Gather each line in the entries that includes the string "insights".

[Data listing]

# # # #

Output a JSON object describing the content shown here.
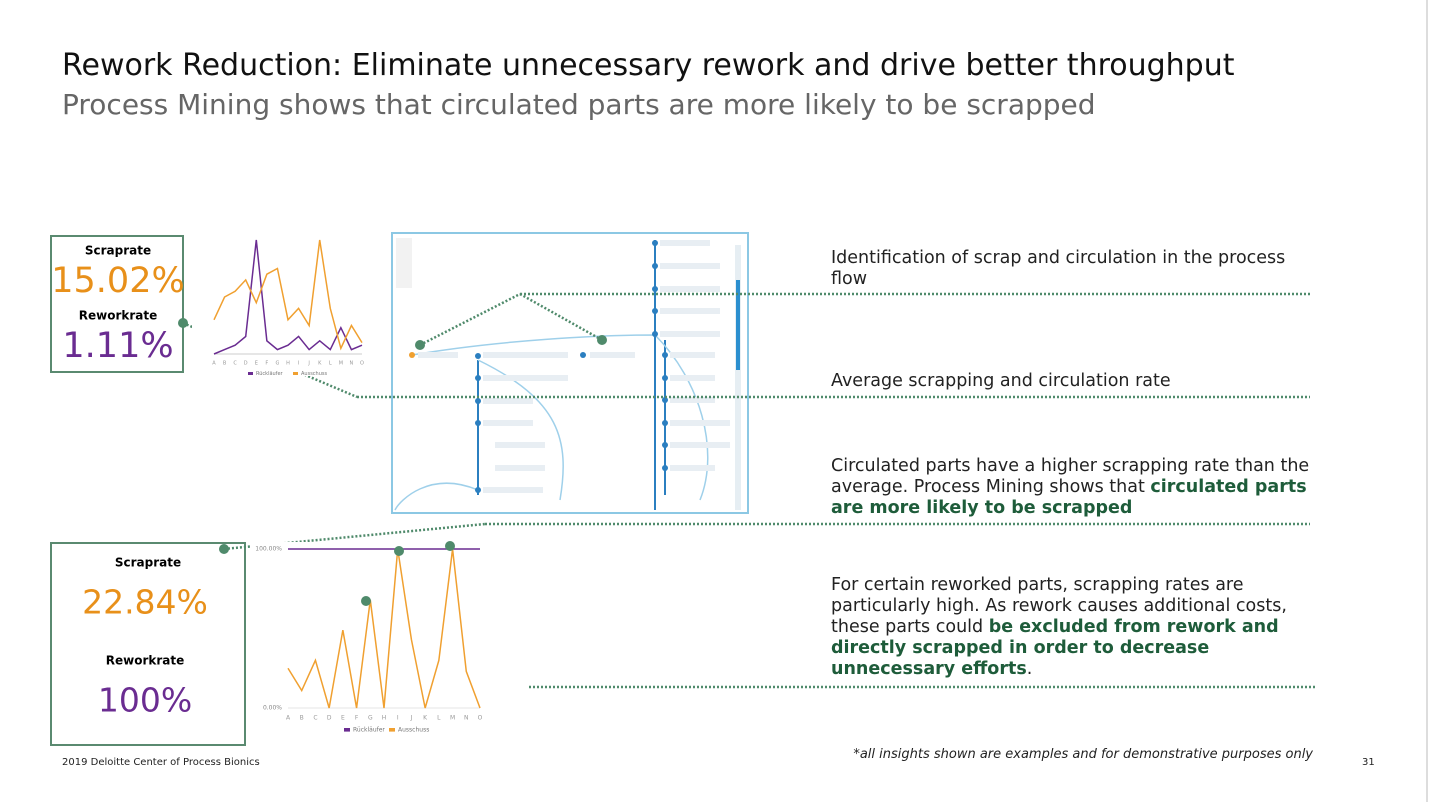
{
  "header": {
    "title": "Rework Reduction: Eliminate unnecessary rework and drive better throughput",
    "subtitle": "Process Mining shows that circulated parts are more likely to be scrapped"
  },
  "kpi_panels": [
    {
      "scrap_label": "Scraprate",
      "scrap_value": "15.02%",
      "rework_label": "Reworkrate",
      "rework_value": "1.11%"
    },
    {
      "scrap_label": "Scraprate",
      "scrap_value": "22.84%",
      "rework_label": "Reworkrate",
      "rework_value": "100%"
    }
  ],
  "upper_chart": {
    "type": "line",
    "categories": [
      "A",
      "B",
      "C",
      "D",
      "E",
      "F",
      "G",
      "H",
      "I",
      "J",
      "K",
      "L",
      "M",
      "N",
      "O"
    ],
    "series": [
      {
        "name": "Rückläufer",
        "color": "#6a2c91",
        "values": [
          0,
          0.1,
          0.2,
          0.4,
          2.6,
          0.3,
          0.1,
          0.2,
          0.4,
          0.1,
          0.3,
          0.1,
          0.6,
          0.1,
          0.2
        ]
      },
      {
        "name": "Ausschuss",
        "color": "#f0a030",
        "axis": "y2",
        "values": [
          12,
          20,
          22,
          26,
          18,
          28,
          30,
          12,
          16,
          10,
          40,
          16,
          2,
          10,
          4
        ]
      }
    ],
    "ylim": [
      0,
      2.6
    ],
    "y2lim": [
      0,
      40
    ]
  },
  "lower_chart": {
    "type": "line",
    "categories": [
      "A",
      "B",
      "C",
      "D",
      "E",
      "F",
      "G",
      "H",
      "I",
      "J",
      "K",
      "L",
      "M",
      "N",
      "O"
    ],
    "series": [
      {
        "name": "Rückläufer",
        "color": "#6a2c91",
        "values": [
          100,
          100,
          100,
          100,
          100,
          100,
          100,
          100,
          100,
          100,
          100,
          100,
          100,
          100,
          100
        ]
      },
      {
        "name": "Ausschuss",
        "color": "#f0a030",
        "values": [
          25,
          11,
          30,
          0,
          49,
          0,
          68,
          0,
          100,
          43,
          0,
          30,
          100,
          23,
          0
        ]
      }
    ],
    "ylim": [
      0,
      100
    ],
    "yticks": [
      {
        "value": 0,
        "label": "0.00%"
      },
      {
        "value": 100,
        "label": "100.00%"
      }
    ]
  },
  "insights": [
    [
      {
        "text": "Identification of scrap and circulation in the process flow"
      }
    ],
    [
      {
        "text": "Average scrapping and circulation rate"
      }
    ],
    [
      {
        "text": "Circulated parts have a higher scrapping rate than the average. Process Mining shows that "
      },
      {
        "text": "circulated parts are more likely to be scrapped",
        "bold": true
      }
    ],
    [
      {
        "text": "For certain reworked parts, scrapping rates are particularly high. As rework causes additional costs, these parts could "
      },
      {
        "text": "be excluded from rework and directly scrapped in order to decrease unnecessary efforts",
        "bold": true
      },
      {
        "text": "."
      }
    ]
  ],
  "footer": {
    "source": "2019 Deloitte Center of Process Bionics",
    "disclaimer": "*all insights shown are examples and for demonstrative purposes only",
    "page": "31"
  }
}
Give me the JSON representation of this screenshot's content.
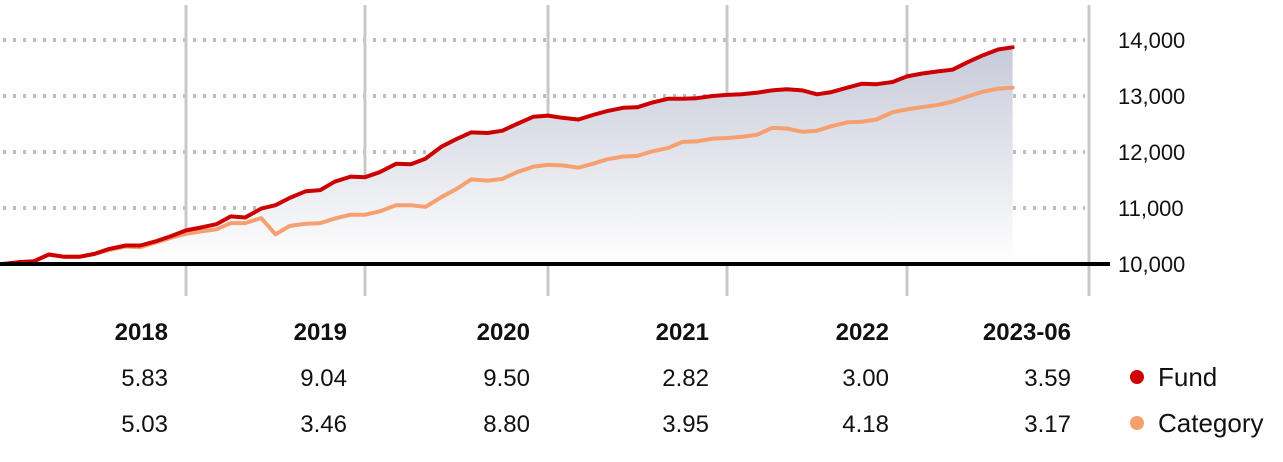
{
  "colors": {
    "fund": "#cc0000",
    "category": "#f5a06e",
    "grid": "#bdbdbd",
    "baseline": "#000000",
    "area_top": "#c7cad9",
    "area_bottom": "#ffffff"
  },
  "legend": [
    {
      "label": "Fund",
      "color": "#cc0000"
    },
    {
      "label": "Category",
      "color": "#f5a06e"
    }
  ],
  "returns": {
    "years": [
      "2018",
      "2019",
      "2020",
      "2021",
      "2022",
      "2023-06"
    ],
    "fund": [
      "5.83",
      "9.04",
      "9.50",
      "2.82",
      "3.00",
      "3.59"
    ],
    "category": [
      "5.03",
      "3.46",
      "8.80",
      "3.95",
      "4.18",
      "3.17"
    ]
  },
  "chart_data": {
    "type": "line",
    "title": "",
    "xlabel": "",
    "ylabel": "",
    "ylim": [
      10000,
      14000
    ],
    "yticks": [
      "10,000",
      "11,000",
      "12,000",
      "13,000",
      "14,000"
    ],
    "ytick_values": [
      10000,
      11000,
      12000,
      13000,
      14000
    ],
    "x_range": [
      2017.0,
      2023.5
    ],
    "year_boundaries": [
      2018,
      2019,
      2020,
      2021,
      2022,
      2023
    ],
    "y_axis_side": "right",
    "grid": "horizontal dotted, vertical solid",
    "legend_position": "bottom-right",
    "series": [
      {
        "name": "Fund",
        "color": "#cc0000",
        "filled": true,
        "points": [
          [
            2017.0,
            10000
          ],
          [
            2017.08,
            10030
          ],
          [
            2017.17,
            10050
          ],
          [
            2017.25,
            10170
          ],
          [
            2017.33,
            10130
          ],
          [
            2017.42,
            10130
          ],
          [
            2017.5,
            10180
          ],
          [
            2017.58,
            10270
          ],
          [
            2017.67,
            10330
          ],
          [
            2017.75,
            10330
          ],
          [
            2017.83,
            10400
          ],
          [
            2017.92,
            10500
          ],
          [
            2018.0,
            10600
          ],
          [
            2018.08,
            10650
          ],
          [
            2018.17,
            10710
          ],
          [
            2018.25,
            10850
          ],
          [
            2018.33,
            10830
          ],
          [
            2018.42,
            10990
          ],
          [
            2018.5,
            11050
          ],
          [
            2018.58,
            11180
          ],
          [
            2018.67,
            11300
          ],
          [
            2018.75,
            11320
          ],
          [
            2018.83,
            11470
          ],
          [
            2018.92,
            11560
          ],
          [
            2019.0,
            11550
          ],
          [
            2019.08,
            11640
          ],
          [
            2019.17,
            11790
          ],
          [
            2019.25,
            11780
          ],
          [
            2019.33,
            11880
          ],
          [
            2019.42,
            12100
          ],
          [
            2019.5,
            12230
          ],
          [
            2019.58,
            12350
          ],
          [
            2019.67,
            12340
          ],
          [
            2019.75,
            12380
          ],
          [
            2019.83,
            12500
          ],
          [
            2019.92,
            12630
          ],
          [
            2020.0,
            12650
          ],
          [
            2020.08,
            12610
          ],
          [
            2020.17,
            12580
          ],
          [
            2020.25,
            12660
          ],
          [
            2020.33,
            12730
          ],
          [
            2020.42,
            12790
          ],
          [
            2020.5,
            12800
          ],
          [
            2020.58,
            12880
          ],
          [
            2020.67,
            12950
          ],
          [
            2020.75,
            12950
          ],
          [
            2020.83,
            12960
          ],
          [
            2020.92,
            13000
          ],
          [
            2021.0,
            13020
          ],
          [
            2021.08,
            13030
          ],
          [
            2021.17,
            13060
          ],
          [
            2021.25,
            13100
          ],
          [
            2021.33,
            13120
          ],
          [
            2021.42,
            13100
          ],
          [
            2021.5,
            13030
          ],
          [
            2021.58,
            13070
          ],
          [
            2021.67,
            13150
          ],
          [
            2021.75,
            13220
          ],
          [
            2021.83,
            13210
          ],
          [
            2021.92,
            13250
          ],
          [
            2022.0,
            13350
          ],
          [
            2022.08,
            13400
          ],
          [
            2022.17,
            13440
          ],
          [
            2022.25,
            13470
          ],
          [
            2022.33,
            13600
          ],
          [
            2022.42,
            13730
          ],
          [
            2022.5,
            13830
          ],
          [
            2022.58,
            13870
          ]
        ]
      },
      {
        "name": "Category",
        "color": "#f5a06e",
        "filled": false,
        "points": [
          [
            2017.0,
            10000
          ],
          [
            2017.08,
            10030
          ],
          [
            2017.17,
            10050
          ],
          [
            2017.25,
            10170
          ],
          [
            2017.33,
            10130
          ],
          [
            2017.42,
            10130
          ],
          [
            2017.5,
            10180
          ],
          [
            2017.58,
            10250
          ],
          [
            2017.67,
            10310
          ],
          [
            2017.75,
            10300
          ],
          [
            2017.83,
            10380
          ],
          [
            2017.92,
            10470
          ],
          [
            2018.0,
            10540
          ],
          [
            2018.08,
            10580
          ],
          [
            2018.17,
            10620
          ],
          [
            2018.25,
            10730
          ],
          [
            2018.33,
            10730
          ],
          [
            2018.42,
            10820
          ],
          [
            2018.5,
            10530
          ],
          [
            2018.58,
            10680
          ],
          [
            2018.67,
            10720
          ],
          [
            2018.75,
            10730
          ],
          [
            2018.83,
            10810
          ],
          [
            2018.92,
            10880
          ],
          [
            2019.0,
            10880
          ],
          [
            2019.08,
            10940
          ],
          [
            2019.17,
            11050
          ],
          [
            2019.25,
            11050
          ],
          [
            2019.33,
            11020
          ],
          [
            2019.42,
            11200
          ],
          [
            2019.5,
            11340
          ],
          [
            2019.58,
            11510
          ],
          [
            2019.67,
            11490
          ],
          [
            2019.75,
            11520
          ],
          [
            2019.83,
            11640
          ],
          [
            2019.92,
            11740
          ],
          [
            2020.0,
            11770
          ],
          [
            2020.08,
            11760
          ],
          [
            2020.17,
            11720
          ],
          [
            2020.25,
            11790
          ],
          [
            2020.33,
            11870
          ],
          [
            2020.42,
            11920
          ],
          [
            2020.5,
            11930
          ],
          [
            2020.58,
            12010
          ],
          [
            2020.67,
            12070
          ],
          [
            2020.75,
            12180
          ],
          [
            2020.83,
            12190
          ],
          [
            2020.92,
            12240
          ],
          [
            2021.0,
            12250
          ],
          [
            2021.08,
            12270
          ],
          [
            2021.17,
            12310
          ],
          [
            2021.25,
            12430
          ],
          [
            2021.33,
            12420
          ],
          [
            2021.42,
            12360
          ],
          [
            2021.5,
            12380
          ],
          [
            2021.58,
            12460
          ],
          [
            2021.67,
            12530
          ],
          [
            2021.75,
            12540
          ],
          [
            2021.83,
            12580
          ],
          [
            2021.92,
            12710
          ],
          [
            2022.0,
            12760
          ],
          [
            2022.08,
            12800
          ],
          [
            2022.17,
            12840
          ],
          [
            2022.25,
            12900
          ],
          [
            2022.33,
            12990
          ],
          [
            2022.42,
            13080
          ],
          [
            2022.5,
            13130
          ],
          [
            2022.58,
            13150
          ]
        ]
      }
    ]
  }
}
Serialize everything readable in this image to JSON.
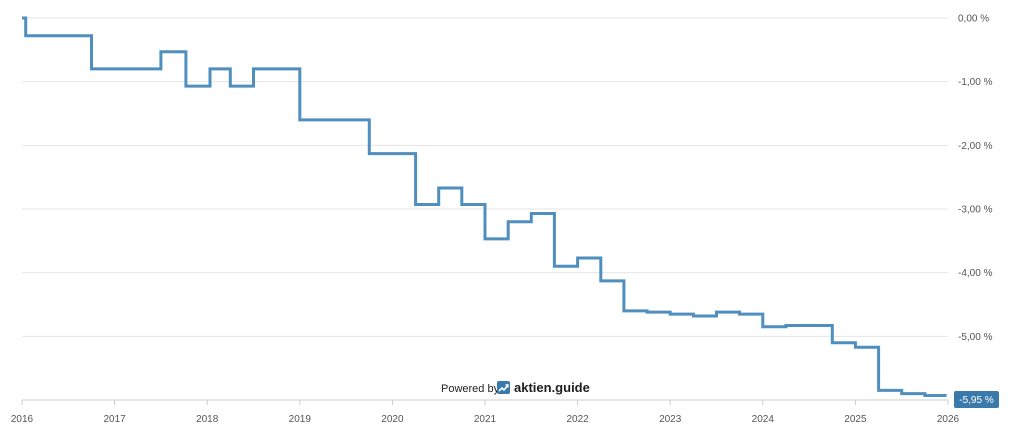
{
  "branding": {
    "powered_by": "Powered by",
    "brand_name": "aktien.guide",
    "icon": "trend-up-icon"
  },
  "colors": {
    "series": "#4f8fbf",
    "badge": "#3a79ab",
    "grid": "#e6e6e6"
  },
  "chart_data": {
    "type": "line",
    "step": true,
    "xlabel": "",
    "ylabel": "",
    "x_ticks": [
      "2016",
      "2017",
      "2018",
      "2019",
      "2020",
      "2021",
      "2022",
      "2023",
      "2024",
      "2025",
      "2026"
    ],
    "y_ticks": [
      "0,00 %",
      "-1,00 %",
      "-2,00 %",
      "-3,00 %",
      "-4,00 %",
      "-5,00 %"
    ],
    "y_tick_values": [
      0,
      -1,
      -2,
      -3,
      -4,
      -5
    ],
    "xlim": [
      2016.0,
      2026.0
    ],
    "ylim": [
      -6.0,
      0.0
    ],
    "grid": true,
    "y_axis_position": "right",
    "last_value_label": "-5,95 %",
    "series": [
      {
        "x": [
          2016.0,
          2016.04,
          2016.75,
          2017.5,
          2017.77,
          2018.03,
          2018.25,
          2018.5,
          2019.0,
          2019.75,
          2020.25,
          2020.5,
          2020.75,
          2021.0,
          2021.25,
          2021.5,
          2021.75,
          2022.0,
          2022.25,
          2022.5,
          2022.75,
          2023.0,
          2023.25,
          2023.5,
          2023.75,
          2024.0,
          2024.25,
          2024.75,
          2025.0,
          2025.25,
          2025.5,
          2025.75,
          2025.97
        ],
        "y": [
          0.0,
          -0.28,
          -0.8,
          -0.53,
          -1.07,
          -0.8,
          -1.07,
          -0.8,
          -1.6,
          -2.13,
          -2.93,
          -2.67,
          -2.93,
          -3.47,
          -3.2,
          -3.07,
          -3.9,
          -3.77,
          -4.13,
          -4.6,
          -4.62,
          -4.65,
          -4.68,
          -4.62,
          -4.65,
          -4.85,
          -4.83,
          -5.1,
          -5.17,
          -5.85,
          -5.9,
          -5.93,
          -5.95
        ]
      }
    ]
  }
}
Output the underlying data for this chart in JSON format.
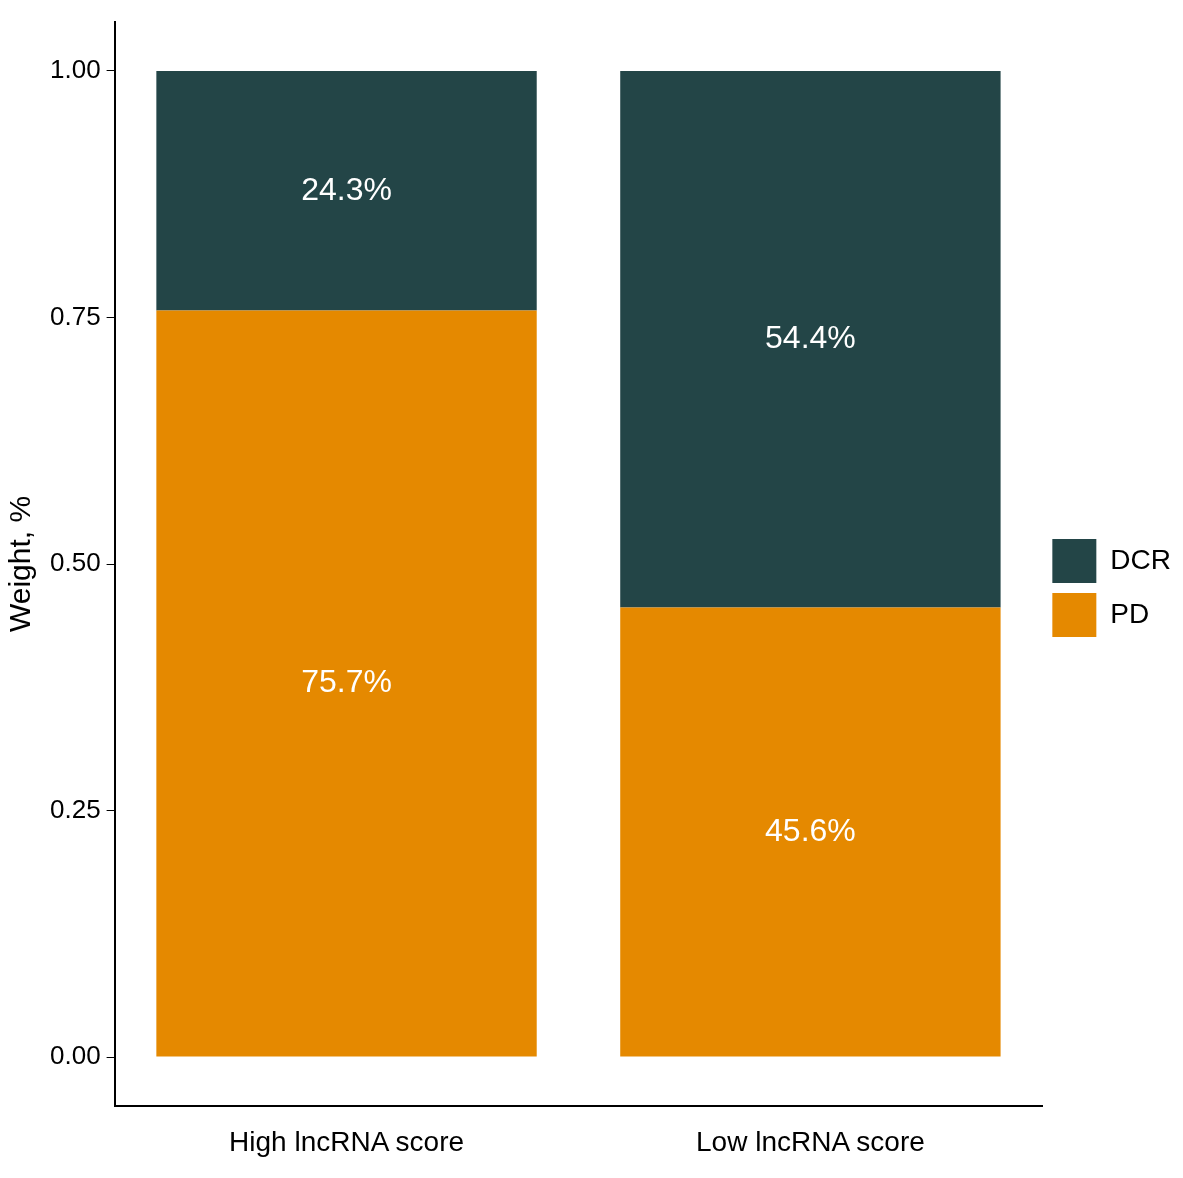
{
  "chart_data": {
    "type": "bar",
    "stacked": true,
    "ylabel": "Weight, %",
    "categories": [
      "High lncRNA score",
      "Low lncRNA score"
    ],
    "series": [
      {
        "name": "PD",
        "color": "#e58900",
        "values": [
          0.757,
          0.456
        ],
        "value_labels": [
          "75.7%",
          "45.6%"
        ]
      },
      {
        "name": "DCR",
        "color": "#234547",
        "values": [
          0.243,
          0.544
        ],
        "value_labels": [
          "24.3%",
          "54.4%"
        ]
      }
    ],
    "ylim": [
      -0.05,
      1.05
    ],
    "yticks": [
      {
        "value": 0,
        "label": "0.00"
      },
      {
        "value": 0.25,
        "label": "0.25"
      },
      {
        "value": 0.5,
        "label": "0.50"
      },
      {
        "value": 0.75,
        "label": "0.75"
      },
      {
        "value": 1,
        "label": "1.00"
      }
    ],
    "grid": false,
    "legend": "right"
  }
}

# # # #

## Answer to this problem
  "insights": [
    "disclaimer": "*all insights shown are examples and for demonstrative purposes only",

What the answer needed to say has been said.